-- Start --
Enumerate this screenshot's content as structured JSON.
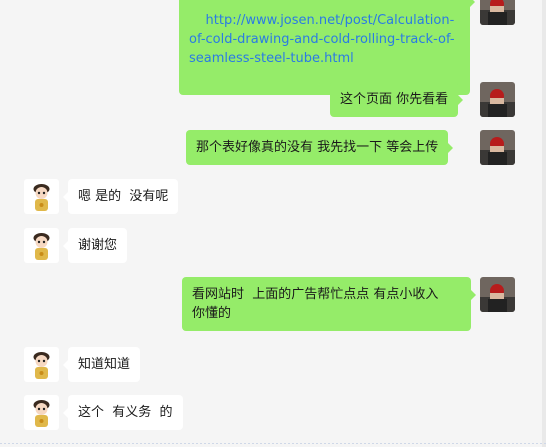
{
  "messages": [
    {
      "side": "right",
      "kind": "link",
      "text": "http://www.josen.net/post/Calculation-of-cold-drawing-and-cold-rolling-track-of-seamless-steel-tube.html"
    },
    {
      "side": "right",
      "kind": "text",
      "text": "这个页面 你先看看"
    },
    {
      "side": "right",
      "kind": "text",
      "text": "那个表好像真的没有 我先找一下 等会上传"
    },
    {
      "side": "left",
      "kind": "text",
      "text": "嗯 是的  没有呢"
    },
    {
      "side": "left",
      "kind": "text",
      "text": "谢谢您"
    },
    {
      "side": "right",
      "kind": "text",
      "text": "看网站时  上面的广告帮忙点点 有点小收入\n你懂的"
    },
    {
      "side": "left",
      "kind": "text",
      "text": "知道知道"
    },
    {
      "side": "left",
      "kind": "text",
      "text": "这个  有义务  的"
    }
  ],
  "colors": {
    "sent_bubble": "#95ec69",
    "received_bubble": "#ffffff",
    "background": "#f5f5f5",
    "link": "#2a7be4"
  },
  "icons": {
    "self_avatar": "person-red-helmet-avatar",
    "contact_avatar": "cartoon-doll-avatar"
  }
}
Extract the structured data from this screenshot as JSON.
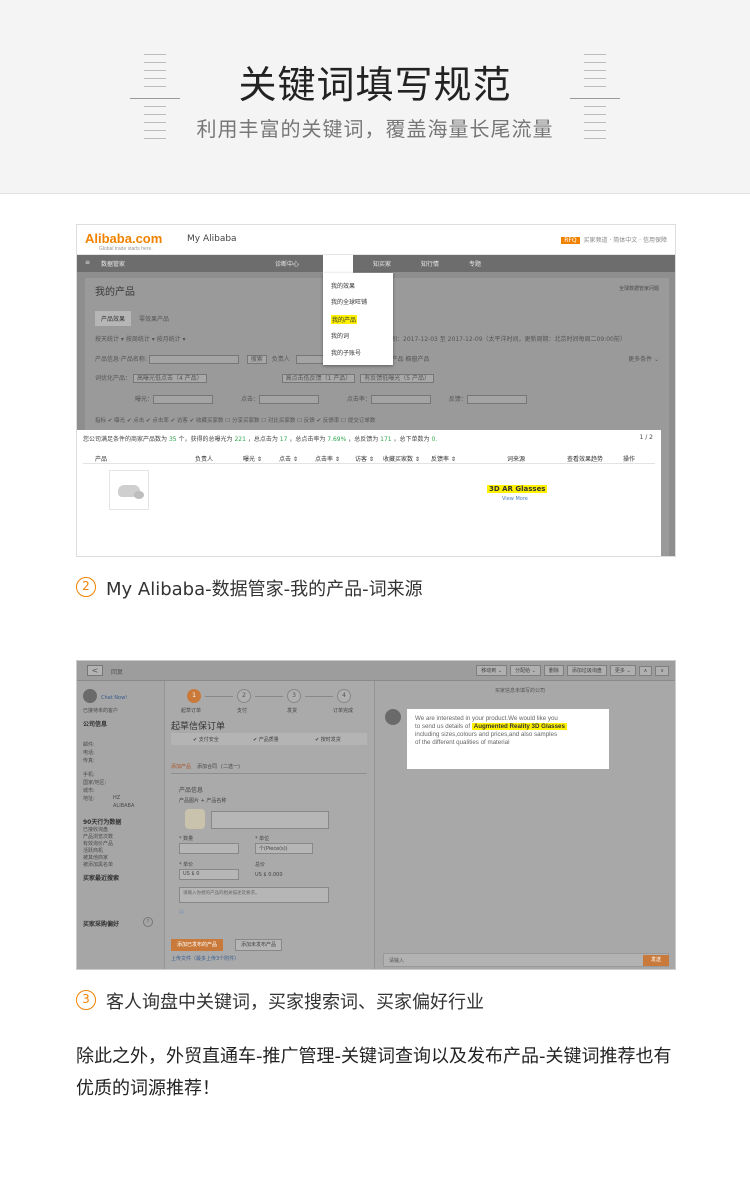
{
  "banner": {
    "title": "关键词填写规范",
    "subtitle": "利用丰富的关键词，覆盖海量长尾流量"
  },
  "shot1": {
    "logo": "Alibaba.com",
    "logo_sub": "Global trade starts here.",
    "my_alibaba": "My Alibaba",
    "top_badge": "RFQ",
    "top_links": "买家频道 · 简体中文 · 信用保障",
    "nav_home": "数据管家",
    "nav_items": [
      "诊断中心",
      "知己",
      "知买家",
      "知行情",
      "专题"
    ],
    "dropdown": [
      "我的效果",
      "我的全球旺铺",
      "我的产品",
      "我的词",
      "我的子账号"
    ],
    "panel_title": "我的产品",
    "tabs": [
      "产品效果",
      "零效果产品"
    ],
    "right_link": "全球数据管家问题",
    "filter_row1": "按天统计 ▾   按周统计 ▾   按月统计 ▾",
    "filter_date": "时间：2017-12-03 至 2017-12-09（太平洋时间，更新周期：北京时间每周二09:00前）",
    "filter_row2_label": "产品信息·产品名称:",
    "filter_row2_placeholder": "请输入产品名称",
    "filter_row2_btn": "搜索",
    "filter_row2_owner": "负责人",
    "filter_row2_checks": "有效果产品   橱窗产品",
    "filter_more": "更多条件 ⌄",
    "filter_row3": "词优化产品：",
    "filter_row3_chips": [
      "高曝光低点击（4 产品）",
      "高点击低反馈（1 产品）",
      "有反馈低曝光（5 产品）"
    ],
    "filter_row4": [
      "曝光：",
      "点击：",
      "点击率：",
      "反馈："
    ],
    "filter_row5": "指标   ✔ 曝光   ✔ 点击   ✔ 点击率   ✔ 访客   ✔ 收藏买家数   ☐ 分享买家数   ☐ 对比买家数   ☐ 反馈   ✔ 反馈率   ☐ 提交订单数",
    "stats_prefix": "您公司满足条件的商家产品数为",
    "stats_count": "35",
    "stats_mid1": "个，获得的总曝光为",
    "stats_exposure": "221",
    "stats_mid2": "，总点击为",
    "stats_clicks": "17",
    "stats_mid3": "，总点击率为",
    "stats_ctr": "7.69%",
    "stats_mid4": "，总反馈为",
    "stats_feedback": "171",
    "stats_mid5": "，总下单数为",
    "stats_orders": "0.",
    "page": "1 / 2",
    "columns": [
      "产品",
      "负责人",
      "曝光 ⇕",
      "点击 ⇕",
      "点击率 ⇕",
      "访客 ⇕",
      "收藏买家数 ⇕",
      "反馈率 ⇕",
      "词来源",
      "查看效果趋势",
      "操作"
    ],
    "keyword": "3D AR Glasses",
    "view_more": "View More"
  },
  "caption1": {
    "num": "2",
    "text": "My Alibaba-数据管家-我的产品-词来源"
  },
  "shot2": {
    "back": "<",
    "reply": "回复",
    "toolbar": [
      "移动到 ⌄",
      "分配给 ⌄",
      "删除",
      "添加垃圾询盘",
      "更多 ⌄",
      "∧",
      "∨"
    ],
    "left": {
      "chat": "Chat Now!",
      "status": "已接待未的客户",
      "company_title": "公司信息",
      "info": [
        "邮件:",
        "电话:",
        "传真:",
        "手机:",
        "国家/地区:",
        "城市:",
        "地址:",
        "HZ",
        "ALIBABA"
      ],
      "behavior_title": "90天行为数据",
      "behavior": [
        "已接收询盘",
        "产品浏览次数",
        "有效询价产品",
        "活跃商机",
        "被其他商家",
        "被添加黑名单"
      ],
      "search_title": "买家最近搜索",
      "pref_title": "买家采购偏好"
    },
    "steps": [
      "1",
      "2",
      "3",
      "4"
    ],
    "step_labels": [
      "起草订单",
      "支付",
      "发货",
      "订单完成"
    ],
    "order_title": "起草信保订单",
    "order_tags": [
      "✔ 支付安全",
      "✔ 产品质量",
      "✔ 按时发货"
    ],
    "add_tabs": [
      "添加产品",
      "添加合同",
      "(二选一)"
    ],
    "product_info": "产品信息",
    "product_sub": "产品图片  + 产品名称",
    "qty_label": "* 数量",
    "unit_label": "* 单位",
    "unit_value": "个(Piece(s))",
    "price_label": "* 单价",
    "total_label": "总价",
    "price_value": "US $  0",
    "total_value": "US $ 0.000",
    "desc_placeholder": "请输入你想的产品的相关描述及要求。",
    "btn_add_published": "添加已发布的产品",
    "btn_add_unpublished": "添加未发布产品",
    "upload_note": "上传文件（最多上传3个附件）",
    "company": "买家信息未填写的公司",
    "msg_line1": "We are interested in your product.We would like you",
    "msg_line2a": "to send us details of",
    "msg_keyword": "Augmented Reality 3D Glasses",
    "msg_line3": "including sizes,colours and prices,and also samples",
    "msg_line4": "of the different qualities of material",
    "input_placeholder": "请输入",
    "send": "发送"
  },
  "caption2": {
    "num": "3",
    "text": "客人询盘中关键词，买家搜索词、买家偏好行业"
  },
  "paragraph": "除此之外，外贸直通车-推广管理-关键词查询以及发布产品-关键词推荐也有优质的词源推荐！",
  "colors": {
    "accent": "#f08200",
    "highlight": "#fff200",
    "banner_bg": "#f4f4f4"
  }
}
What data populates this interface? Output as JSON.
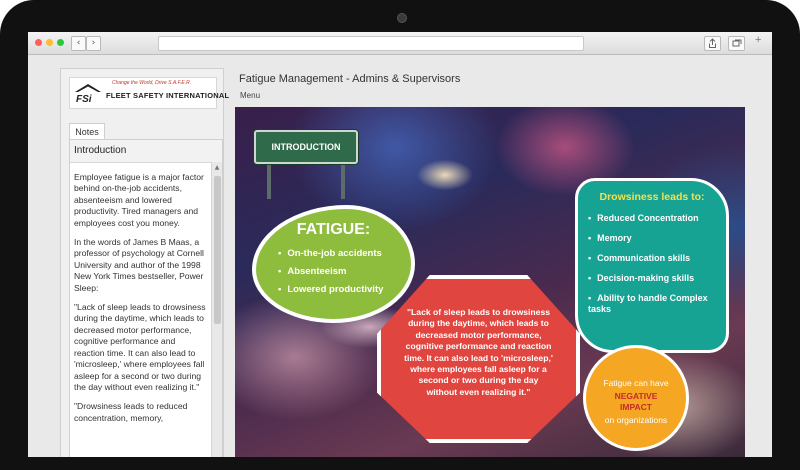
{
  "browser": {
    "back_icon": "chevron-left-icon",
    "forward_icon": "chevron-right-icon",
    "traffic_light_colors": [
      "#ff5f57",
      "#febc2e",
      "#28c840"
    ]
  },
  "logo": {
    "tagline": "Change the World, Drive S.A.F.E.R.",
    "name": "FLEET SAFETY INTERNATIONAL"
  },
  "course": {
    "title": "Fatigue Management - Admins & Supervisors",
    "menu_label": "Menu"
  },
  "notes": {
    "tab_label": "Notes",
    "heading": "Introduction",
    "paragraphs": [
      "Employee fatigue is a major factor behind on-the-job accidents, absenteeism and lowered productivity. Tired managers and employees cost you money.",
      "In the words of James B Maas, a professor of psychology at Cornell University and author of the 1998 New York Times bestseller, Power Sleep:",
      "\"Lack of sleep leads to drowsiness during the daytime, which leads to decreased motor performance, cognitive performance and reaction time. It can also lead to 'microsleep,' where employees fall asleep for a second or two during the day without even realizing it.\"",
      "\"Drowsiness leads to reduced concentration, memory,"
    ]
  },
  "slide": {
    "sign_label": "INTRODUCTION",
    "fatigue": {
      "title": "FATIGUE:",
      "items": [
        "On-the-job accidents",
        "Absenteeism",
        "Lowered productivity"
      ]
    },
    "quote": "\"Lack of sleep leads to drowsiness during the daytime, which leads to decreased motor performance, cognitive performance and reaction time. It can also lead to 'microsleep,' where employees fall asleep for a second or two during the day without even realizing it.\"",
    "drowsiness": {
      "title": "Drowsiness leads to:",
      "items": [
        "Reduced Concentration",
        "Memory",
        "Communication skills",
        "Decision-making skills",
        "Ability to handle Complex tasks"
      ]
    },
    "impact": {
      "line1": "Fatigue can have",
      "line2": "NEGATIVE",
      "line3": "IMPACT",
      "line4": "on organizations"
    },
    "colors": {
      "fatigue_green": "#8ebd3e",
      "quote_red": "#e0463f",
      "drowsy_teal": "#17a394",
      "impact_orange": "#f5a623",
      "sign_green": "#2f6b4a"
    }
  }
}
-- End --
# Written problem
Extract every line containing the string "screenshot" from the material.

# Full solution
Enumerate this screenshot's content as structured JSON.
Extract the structured data from this screenshot as JSON.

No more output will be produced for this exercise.